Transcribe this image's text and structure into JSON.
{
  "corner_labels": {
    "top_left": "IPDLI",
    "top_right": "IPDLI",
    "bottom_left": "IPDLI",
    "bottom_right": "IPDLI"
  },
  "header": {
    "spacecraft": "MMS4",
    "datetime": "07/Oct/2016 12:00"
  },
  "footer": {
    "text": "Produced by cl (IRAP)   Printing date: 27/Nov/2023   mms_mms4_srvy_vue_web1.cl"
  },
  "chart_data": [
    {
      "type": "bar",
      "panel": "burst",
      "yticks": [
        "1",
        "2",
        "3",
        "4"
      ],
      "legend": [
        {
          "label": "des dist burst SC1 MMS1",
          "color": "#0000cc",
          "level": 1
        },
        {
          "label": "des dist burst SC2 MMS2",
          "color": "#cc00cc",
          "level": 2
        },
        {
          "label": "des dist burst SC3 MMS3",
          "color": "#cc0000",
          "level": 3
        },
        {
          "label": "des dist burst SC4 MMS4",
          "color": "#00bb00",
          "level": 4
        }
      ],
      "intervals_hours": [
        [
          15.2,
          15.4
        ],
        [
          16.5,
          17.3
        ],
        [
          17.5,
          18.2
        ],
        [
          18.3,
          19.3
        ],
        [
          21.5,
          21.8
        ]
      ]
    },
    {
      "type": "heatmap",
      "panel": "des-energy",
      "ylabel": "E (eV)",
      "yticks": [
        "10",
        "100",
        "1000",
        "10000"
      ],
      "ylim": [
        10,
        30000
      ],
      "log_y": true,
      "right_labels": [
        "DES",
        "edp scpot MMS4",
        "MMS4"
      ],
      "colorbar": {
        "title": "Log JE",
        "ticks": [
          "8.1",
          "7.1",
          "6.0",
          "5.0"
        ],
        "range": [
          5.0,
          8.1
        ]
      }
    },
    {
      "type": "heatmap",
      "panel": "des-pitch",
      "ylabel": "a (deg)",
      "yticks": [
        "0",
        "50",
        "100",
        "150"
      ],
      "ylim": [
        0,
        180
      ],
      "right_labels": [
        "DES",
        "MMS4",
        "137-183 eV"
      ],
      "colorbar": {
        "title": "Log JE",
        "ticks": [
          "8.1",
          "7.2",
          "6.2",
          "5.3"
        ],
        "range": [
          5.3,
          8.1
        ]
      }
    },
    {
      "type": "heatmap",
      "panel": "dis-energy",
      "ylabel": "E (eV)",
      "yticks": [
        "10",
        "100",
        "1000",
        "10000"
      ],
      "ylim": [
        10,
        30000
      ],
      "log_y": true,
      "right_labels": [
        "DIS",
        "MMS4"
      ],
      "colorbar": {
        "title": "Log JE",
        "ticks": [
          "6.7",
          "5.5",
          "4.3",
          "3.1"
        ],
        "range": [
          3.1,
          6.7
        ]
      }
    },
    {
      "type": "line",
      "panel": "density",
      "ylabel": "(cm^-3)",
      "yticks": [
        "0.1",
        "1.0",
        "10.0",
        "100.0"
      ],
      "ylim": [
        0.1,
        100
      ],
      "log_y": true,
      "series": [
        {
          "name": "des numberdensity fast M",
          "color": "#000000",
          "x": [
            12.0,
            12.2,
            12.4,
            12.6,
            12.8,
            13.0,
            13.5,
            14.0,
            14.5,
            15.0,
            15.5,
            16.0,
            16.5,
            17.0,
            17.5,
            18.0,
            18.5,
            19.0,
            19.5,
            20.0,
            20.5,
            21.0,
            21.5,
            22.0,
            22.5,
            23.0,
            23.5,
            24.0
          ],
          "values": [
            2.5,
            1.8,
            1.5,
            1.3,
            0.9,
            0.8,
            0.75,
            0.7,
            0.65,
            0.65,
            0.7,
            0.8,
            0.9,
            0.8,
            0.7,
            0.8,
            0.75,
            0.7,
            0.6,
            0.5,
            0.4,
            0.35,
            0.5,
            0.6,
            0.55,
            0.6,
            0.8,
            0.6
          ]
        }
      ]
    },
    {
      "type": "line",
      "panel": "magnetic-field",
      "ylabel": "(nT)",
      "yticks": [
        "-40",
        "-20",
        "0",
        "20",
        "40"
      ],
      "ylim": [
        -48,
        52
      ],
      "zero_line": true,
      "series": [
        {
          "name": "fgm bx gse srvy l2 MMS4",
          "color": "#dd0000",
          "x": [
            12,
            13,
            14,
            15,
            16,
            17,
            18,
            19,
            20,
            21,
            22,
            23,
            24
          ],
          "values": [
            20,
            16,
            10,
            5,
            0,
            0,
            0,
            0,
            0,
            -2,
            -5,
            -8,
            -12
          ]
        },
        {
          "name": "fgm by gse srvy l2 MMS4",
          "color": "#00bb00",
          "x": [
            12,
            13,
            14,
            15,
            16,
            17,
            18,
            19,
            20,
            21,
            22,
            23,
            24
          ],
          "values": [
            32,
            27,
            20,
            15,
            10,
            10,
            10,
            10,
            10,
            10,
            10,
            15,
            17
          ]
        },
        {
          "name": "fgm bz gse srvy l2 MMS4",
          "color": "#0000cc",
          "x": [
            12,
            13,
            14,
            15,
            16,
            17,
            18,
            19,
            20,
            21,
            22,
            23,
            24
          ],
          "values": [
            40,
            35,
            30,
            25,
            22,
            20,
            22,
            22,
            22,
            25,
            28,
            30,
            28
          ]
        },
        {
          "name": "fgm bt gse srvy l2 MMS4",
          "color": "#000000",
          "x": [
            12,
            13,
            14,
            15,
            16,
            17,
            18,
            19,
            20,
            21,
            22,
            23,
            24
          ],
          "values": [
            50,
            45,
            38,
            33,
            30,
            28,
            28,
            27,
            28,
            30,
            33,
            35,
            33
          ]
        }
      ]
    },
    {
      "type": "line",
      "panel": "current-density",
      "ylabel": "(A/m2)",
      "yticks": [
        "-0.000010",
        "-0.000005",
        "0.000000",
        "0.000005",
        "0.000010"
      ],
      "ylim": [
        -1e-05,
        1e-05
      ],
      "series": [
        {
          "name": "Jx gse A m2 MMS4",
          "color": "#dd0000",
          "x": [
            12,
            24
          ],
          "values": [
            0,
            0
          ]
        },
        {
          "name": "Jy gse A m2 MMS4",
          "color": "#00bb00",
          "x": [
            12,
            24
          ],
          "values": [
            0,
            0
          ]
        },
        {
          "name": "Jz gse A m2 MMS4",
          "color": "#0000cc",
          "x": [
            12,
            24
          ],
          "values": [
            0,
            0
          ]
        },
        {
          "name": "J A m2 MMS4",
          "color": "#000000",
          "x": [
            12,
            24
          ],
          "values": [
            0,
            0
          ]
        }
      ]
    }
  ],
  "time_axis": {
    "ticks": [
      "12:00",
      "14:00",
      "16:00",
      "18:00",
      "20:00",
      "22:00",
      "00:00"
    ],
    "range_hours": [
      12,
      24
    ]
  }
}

* * * * * * * * *

Stated exercise. Copy all lines in the listing above where the string "panel" appears.

Solution to this problem.
      "panel": "burst",
      "panel": "des-energy",
      "panel": "des-pitch",
      "panel": "dis-energy",
      "panel": "density",
      "panel": "magnetic-field",
      "panel": "current-density",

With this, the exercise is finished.